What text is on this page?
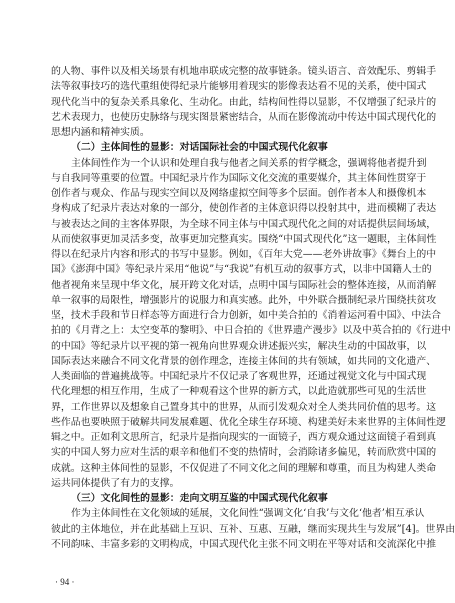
的人物、事件以及相关场景有机地串联成完整的故事链条。镜头语言、音效配乐、剪辑手
法等叙事技巧的选代重组使得纪录片能够用着现实的影像表达看不见的关系，使中国式
现代化当中的复杂关系具象化、生动化。由此，结构间性得以显影，不仅增强了纪录片的
艺术表现力，也使历史脉络与现实图景紧密结合，从而在影像流动中传达中国式现代化的
思想内涵和精神实质。
（二）主体间性的显影：对话国际社会的中国式现代化叙事
主体间性作为一个认识和处理自我与他者之间关系的哲学概念，强调将他者提升到
与自我同等重要的位置。中国纪录片作为国际文化交流的重要媒介，其主体间性贯穿于
创作者与观众、作品与现实空间以及网络虚拟空间等多个层面。创作者本人和摄像机本
身构成了纪录片表达对象的一部分，使创作者的主体意识得以投射其中，进而模糊了表达
与被表达之间的主客体界限，为全球不同主体与中国式现代化之间的对话提供层间场域，
从而使叙事更加灵活多变，故事更加完整真实。围绕“中国式现代化”这一题眼，主体间性
得以在纪录片内容和形式的书写中显影。例如，《百年大党——老外讲故事》《舞台上的中
国》《澎湃中国》等纪录片采用“他说”与“我说”有机互动的叙事方式，以非中国籍人士的
他者视角来呈现中华文化，展开跨文化对话，点明中国与国际社会的整体连接，从而消解
单一叙事的局限性，增强影片的说服力和真实感。此外，中外联合摄制纪录片围绕扶贫攻
坚，技术手段和节日样态等方面进行合力创新，如中美合拍的《消着运河看中国》、中法合
拍的《月背之上：太空变革的黎明》、中日合拍的《世界遗产漫步》以及中英合拍的《行进中
的中国》等纪录片以平视的第一视角向世界观众讲述振兴实，解决生动的中国故事，以
国际表达来融合不同文化背景的创作理念，连接主体间的共有领域，如共同的文化遗产、
人类面临的普遍挑战等。中国纪录片不仅记录了客观世界，还通过视觉文化与中国式现
代化理想的相互作用，生成了一种观看这个世界的新方式，以此造就那些可见的生活世
界，工作世界以及想象自己置身其中的世界，从而引发观众对全人类共同价值的思考。这
些作品也要映照于破解共同发展难题、优化全球生存环境、构建美好未来世界的主体间性逻
辑之中。正如利文思所言，纪录片是指向现实的一面镜子，西方观众通过这面镜子看到真
实的中国人努力应对生活的艰辛和他们不变的热情时，会消除诸多偏见，转而欣赏中国的
成就。这种主体间性的显影，不仅促进了不同文化之间的理解和尊重，而且为构建人类命
运共同体提供了有力的支撑。
（三）文化间性的显影：走向文明互鉴的中国式现代化叙事
作为主体间性在文化领域的延展，文化间性“强调文化‘自我’与文化‘他者’相互承认
彼此的主体地位，并在此基础上互识、互补、互惠、互融，继而实现共生与发展”[4]。世界由
不同韵味、丰富多彩的文明构成，中国式现代化主张不同文明在平等对话和交流深化中推
· 94 ·
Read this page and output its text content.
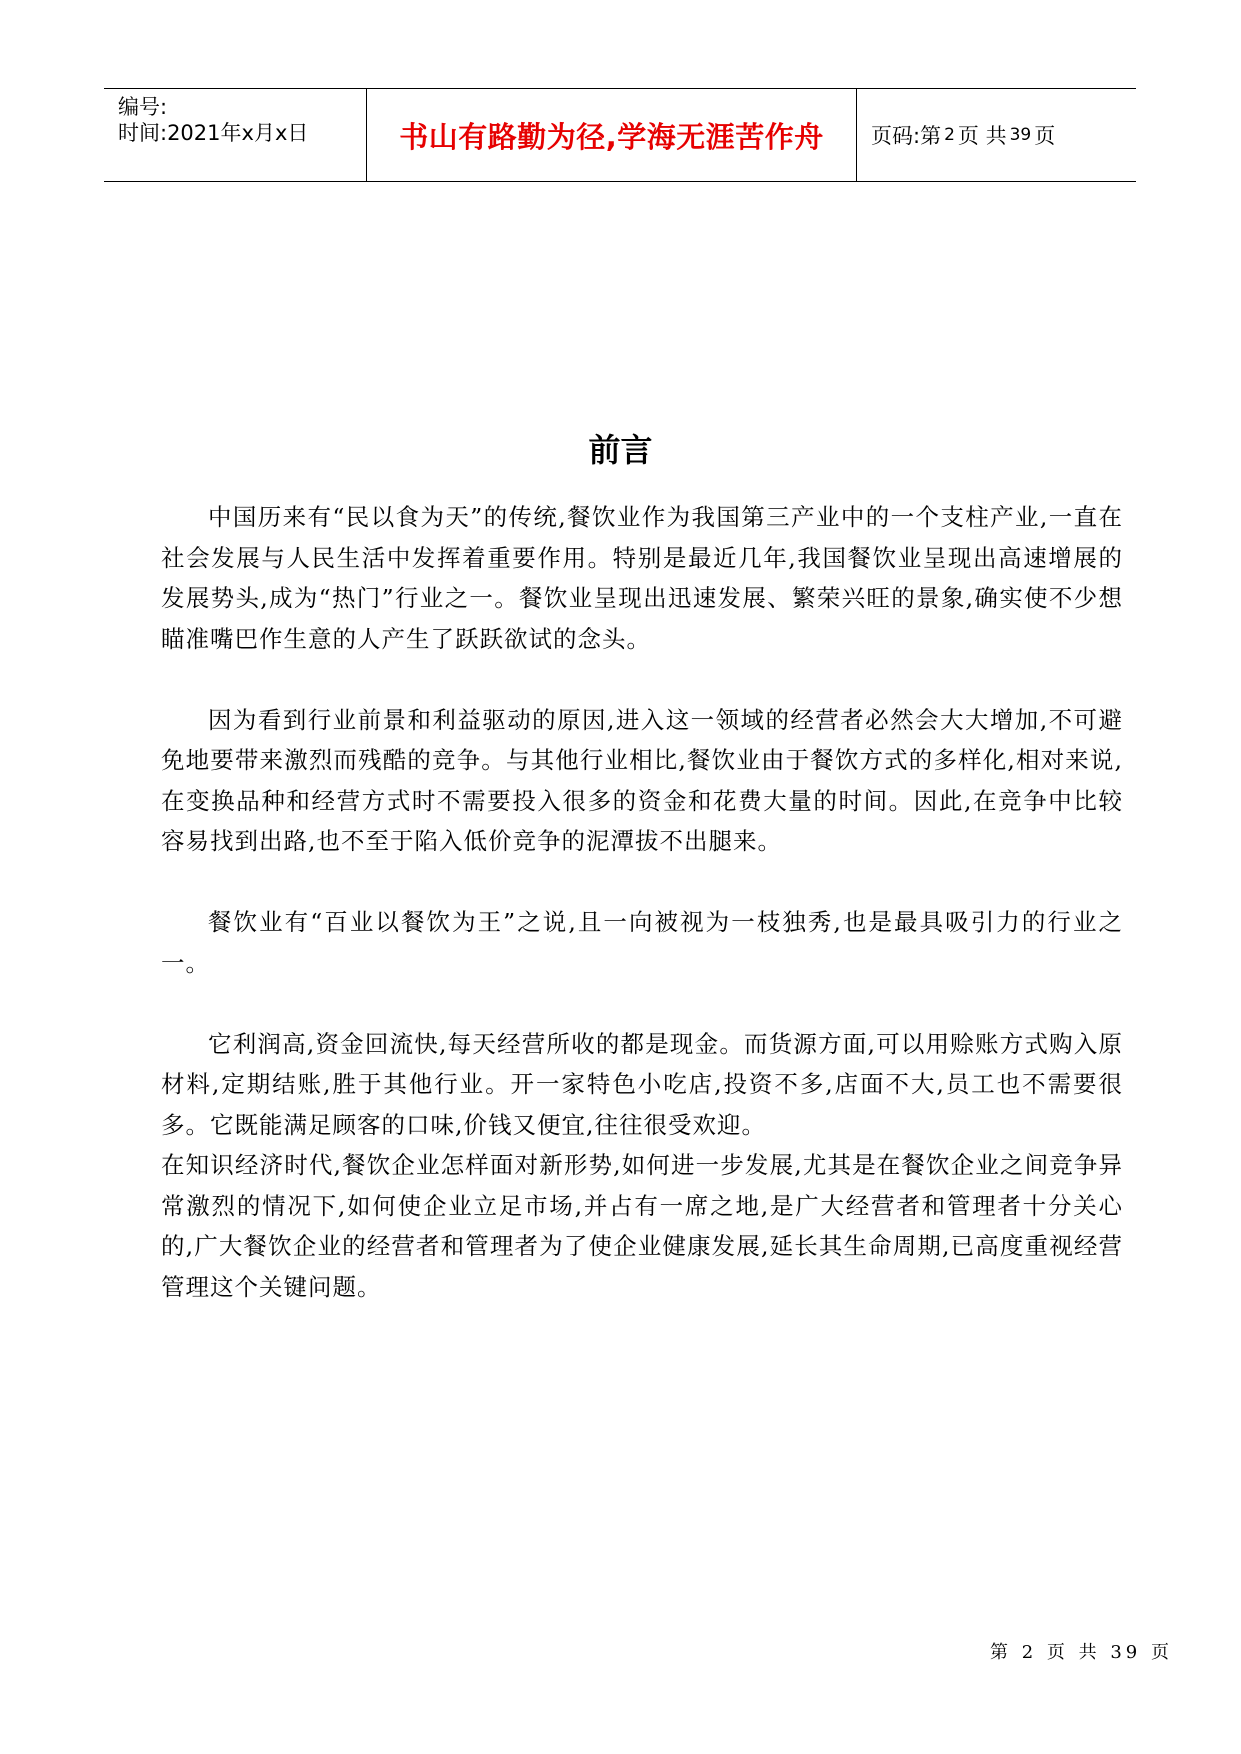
编号:
时间:2021年x月x日	书山有路勤为径,学海无涯苦作舟 页码:第 2 页 共 39 页
前言

中国历来有“民以食为天”的传统,餐饮业作为我国第三产业中的一个支柱产业,一直在社会发展与人民生活中发挥着重要作用。特别是最近几年,我国餐饮业呈现出高速增展的发展势头,成为“热门”行业之一。餐饮业呈现出迅速发展、繁荣兴旺的景象,确实使不少想瞄准嘴巴作生意的人产生了跃跃欲试的念头。

因为看到行业前景和利益驱动的原因,进入这一领域的经营者必然会大大增加,不可避免地要带来激烈而残酷的竞争。与其他行业相比,餐饮业由于餐饮方式的多样化,相对来说,在变换品种和经营方式时不需要投入很多的资金和花费大量的时间。因此,在竞争中比较容易找到出路,也不至于陷入低价竞争的泥潭拔不出腿来。

餐饮业有“百业以餐饮为王”之说,且一向被视为一枝独秀,也是最具吸引力的行业之一。

它利润高,资金回流快,每天经营所收的都是现金。而货源方面,可以用赊账方式购入原材料,定期结账,胜于其他行业。开一家特色小吃店,投资不多,店面不大,员工也不需要很多。它既能满足顾客的口味,价钱又便宜,往往很受欢迎。

在知识经济时代,餐饮企业怎样面对新形势,如何进一步发展,尤其是在餐饮企业之间竞争异常激烈的情况下,如何使企业立足市场,并占有一席之地,是广大经营者和管理者十分关心的,广大餐饮企业的经营者和管理者为了使企业健康发展,延长其生命周期,已高度重视经营管理这个关键问题。

第 2 页 共 39 页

■ **Goal**: State the count of lines in the data holding the word "this", adding nothing to it.

■ **Full output**: 2